SHORT TASK ::
Could you print everything from the start of the data down to the line containing "panel-light-leakage[interactable]: Large gap", both ends included, with each line reproduced unchanged?

....

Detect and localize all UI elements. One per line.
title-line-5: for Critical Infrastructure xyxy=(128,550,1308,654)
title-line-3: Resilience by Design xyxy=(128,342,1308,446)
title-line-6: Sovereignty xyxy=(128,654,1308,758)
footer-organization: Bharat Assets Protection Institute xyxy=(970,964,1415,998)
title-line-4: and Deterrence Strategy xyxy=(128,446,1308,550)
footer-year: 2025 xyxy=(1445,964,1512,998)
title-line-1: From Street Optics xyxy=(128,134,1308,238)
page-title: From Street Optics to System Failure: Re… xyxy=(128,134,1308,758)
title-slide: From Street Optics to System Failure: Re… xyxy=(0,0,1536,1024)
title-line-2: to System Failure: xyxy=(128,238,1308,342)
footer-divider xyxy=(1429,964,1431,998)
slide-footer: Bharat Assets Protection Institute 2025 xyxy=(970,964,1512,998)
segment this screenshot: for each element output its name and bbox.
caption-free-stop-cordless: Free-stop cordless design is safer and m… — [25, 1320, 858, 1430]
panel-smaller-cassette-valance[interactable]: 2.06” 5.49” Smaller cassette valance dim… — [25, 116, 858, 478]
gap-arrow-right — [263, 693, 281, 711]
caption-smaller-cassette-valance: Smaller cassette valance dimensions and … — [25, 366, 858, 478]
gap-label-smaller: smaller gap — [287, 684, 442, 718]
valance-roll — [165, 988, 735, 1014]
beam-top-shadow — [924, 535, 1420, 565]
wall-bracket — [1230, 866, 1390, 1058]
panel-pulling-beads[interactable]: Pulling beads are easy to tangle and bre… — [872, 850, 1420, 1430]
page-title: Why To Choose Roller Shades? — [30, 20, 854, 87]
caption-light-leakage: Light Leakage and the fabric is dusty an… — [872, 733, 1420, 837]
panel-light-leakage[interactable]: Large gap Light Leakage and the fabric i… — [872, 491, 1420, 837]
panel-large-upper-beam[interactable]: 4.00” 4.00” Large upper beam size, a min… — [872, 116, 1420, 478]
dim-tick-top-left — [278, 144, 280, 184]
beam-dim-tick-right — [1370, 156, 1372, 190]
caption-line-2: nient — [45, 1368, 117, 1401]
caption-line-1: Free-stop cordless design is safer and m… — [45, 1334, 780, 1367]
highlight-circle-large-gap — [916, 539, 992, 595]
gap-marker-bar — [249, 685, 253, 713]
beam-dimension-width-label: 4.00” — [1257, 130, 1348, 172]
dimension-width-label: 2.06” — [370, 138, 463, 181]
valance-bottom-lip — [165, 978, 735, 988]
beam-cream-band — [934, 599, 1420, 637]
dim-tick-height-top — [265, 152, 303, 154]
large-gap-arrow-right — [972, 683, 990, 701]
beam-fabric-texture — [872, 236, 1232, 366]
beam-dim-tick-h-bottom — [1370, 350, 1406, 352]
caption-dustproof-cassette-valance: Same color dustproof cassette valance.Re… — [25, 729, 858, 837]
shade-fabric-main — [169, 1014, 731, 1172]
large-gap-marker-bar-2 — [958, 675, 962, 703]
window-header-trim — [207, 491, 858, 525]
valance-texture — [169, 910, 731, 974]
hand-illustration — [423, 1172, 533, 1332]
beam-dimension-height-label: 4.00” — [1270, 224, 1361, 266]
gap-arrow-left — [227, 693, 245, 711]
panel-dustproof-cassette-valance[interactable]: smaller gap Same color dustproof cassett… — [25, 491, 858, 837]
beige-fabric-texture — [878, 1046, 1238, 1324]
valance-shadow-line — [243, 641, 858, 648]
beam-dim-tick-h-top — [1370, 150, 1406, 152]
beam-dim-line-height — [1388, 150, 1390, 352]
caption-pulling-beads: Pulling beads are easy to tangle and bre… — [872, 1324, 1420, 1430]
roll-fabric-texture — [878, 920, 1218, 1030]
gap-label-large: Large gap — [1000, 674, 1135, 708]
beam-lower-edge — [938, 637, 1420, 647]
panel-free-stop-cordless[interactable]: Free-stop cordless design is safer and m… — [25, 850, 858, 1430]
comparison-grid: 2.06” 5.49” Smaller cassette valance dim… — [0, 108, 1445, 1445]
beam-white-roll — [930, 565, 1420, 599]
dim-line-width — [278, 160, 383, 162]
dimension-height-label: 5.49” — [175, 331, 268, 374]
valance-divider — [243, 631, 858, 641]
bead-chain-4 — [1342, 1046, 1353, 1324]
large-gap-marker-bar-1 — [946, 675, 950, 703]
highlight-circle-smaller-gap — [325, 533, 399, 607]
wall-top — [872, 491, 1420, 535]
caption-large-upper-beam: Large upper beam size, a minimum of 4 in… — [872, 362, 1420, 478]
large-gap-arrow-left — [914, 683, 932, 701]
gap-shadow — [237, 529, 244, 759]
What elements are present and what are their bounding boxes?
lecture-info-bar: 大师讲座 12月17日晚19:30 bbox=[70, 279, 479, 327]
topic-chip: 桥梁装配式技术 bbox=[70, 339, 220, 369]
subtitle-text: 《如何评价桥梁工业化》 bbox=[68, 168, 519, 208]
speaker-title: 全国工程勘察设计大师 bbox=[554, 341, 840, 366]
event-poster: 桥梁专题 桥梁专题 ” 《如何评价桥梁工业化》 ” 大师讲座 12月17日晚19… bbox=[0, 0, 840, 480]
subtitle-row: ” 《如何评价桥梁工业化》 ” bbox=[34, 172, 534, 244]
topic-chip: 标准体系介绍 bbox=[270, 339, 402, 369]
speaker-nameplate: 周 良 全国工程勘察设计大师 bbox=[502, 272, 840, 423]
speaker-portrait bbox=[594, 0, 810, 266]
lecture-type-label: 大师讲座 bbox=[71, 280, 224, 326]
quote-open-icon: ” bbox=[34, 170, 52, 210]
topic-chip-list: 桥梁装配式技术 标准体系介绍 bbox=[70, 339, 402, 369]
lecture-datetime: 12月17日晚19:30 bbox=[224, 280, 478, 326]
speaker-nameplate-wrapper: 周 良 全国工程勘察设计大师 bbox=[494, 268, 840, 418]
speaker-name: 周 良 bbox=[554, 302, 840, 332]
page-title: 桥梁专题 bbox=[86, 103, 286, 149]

....

RESPONSE ::
Detect and localize all UI elements. One per line.
title-line-5: for Critical Infrastructure xyxy=(128,550,1308,654)
title-line-3: Resilience by Design xyxy=(128,342,1308,446)
title-line-6: Sovereignty xyxy=(128,654,1308,758)
footer-organization: Bharat Assets Protection Institute xyxy=(970,964,1415,998)
title-line-4: and Deterrence Strategy xyxy=(128,446,1308,550)
footer-year: 2025 xyxy=(1445,964,1512,998)
title-line-1: From Street Optics xyxy=(128,134,1308,238)
page-title: From Street Optics to System Failure: Re… xyxy=(128,134,1308,758)
title-slide: From Street Optics to System Failure: Re… xyxy=(0,0,1536,1024)
title-line-2: to System Failure: xyxy=(128,238,1308,342)
footer-divider xyxy=(1429,964,1431,998)
slide-footer: Bharat Assets Protection Institute 2025 xyxy=(970,964,1512,998)
segment this screenshot: for each element output its name and bbox.
caption-free-stop-cordless: Free-stop cordless design is safer and m… — [25, 1320, 858, 1430]
panel-smaller-cassette-valance[interactable]: 2.06” 5.49” Smaller cassette valance dim… — [25, 116, 858, 478]
gap-arrow-right — [263, 693, 281, 711]
caption-smaller-cassette-valance: Smaller cassette valance dimensions and … — [25, 366, 858, 478]
gap-label-smaller: smaller gap — [287, 684, 442, 718]
valance-roll — [165, 988, 735, 1014]
beam-top-shadow — [924, 535, 1420, 565]
wall-bracket — [1230, 866, 1390, 1058]
panel-pulling-beads[interactable]: Pulling beads are easy to tangle and bre… — [872, 850, 1420, 1430]
page-title: Why To Choose Roller Shades? — [30, 20, 854, 87]
caption-light-leakage: Light Leakage and the fabric is dusty an… — [872, 733, 1420, 837]
panel-light-leakage[interactable]: Large gap Light Leakage and the fabric i… — [872, 491, 1420, 837]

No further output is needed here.